The task:
From the entries below, copy every line where the string "Dewpoint" appears.

(Figure collection entries)
# # # # # # #
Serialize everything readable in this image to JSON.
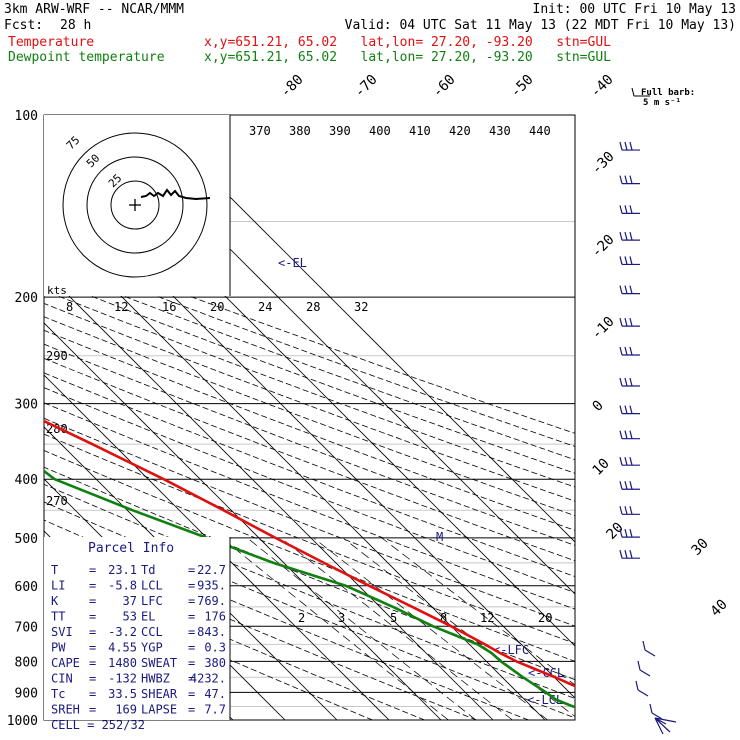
{
  "header": {
    "model": "3km ARW-WRF -- NCAR/MMM",
    "init": "Init: 00 UTC Fri 10 May 13",
    "fcst_label": "Fcst:",
    "fcst_value": "28 h",
    "valid": "Valid: 04 UTC Sat 11 May 13 (22 MDT Fri 10 May 13)"
  },
  "legend": [
    {
      "name": "Temperature",
      "color": "#e01010",
      "info": "x,y=651.21, 65.02   lat,lon= 27.20, -93.20   stn=GUL"
    },
    {
      "name": "Dewpoint temperature",
      "color": "#108010",
      "info": "x,y=651.21, 65.02   lat,lon= 27.20, -93.20   stn=GUL"
    }
  ],
  "barb_key": {
    "line1": "Full barb:",
    "line2": "5 m s⁻¹"
  },
  "parcel_info": {
    "title": "Parcel Info",
    "rows": [
      [
        {
          "k": "T",
          "v": "23.1"
        },
        {
          "k": "Td",
          "v": "22.7"
        }
      ],
      [
        {
          "k": "LI",
          "v": "-5.8"
        },
        {
          "k": "LCL",
          "v": "935."
        }
      ],
      [
        {
          "k": "K",
          "v": "37"
        },
        {
          "k": "LFC",
          "v": "769."
        }
      ],
      [
        {
          "k": "TT",
          "v": "53"
        },
        {
          "k": "EL",
          "v": "176"
        }
      ],
      [
        {
          "k": "SVI",
          "v": "-3.2"
        },
        {
          "k": "CCL",
          "v": "843."
        }
      ],
      [
        {
          "k": "PW",
          "v": "4.55"
        },
        {
          "k": "YGP",
          "v": "0.3"
        }
      ],
      [
        {
          "k": "CAPE",
          "v": "1480"
        },
        {
          "k": "SWEAT",
          "v": "380"
        }
      ],
      [
        {
          "k": "CIN",
          "v": "-132"
        },
        {
          "k": "HWBZ",
          "v": "4232."
        }
      ],
      [
        {
          "k": "Tc",
          "v": "33.5"
        },
        {
          "k": "SHEAR",
          "v": "47."
        }
      ],
      [
        {
          "k": "SREH",
          "v": "169"
        },
        {
          "k": "LAPSE",
          "v": "7.7"
        }
      ]
    ],
    "cell": "CELL = 252/32"
  },
  "level_labels": {
    "el": "<-EL",
    "lfc": "<-LFC",
    "ccl": "<-CCL",
    "lcl": "<-LCL",
    "m": "M"
  },
  "hodograph": {
    "unit_label": "kts",
    "ring_labels": [
      "25",
      "50",
      "75"
    ]
  },
  "chart_data": {
    "type": "line",
    "title": "",
    "ylabel": "",
    "y_scale": "log",
    "y_ticks": [
      100,
      200,
      300,
      400,
      500,
      600,
      700,
      800,
      900,
      1000
    ],
    "y_range": [
      100,
      1000
    ],
    "isotherm_labels": [
      "-80",
      "-70",
      "-60",
      "-50",
      "-40",
      "-30",
      "-20",
      "-10",
      "0",
      "10",
      "20",
      "30",
      "40"
    ],
    "theta_labels": [
      "370",
      "380",
      "390",
      "400",
      "410",
      "420",
      "430",
      "440"
    ],
    "theta_e_labels": [
      "290",
      "280",
      "270"
    ],
    "mixing_ratio_labels_upper": [
      "8",
      "12",
      "16",
      "20",
      "24",
      "28",
      "32"
    ],
    "mixing_ratio_labels_lower": [
      "2",
      "3",
      "5",
      "8",
      "12",
      "20"
    ],
    "series": [
      {
        "name": "Temperature",
        "color": "#e01010",
        "points": [
          [
            1000,
            23.5
          ],
          [
            975,
            24.5
          ],
          [
            950,
            25.5
          ],
          [
            925,
            25.7
          ],
          [
            900,
            24.0
          ],
          [
            875,
            22.0
          ],
          [
            850,
            20.2
          ],
          [
            825,
            18.0
          ],
          [
            800,
            15.8
          ],
          [
            775,
            14.2
          ],
          [
            750,
            13.0
          ],
          [
            700,
            10.0
          ],
          [
            650,
            6.2
          ],
          [
            600,
            2.0
          ],
          [
            550,
            -2.3
          ],
          [
            500,
            -6.8
          ],
          [
            450,
            -11.5
          ],
          [
            400,
            -17.0
          ],
          [
            350,
            -24.0
          ],
          [
            300,
            -32.5
          ],
          [
            250,
            -43.0
          ],
          [
            200,
            -55.0
          ],
          [
            175,
            -62.0
          ],
          [
            150,
            -70.0
          ],
          [
            125,
            -73.5
          ],
          [
            100,
            -73.0
          ]
        ]
      },
      {
        "name": "Dewpoint temperature",
        "color": "#108010",
        "points": [
          [
            1000,
            22.7
          ],
          [
            975,
            21.0
          ],
          [
            950,
            18.0
          ],
          [
            925,
            16.0
          ],
          [
            900,
            15.5
          ],
          [
            850,
            14.0
          ],
          [
            800,
            12.8
          ],
          [
            775,
            12.6
          ],
          [
            750,
            11.6
          ],
          [
            700,
            6.5
          ],
          [
            650,
            2.5
          ],
          [
            600,
            -2.5
          ],
          [
            550,
            -12.0
          ],
          [
            500,
            -20.0
          ],
          [
            450,
            -29.0
          ],
          [
            400,
            -38.0
          ],
          [
            350,
            -40.0
          ],
          [
            300,
            -48.0
          ],
          [
            250,
            -59.0
          ],
          [
            200,
            -68.0
          ],
          [
            150,
            -77.0
          ],
          [
            125,
            -82.0
          ],
          [
            100,
            -92.0
          ]
        ]
      }
    ],
    "wind_barb_levels": [
      110,
      125,
      140,
      155,
      170,
      190,
      215,
      240,
      270,
      300,
      330,
      365,
      400,
      440,
      480,
      520
    ]
  }
}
# # # # # # #
Exercise result:
      "name": "Dewpoint temperature",
        "name": "Dewpoint temperature",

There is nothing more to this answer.